▶ AIM OF THE TASK: Lines before the one containing "Output a JSON" are excluded. Repeat that line and every line after it, exactly.

***

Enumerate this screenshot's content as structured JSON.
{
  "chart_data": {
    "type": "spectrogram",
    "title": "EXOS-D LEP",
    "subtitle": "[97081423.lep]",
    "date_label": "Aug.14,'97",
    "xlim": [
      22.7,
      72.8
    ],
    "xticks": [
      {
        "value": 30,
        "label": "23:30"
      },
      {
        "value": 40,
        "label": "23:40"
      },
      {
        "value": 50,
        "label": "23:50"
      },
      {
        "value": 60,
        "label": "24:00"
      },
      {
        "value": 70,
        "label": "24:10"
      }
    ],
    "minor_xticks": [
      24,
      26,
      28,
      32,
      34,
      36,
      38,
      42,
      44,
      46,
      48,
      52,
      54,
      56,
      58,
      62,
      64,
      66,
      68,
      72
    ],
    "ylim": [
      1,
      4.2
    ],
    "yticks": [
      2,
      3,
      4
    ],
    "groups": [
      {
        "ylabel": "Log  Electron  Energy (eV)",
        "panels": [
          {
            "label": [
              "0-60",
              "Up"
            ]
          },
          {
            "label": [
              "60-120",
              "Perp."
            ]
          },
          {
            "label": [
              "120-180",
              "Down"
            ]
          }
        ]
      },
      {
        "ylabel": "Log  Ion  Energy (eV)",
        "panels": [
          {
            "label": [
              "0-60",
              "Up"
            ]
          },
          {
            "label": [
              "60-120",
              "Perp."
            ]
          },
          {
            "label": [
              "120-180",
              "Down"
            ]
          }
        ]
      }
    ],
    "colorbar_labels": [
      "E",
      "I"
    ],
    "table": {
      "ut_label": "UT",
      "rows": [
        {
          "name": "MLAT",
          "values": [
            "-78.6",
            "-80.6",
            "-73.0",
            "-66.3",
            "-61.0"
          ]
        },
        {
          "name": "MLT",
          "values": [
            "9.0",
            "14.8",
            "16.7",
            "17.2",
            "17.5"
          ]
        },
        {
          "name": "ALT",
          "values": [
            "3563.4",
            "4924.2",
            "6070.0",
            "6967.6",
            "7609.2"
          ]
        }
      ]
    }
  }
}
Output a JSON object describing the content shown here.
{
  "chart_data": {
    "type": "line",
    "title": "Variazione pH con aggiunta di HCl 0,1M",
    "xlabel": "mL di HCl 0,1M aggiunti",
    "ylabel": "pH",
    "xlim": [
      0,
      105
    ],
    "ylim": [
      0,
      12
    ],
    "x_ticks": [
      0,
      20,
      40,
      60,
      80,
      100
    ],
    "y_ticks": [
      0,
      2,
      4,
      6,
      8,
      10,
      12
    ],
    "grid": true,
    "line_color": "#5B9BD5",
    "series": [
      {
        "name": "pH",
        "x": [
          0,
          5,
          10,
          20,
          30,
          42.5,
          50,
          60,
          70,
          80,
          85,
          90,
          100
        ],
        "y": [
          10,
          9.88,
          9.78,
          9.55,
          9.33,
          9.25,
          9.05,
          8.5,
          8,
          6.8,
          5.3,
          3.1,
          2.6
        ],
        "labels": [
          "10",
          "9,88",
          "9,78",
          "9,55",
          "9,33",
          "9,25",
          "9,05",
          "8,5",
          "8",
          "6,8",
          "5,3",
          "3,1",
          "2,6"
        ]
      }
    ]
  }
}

***

▶ OUTPUT OF THE EXERCISE:
Output a JSON object describing the content shown here.
{
  "chart_data": {
    "type": "line",
    "title": "Variazione pH con aggiunta di HCl 0,1M",
    "xlabel": "mL di HCl 0,1M aggiunti",
    "ylabel": "pH",
    "xlim": [
      0,
      105
    ],
    "ylim": [
      0,
      12
    ],
    "x_ticks": [
      0,
      20,
      40,
      60,
      80,
      100
    ],
    "y_ticks": [
      0,
      2,
      4,
      6,
      8,
      10,
      12
    ],
    "grid": true,
    "line_color": "#5B9BD5",
    "series": [
      {
        "name": "pH",
        "x": [
          0,
          5,
          10,
          20,
          30,
          42.5,
          50,
          60,
          70,
          80,
          85,
          90,
          100
        ],
        "y": [
          10,
          9.88,
          9.78,
          9.55,
          9.33,
          9.25,
          9.05,
          8.5,
          8,
          6.8,
          5.3,
          3.1,
          2.6
        ],
        "labels": [
          "10",
          "9,88",
          "9,78",
          "9,55",
          "9,33",
          "9,25",
          "9,05",
          "8,5",
          "8",
          "6,8",
          "5,3",
          "3,1",
          "2,6"
        ]
      }
    ]
  }
}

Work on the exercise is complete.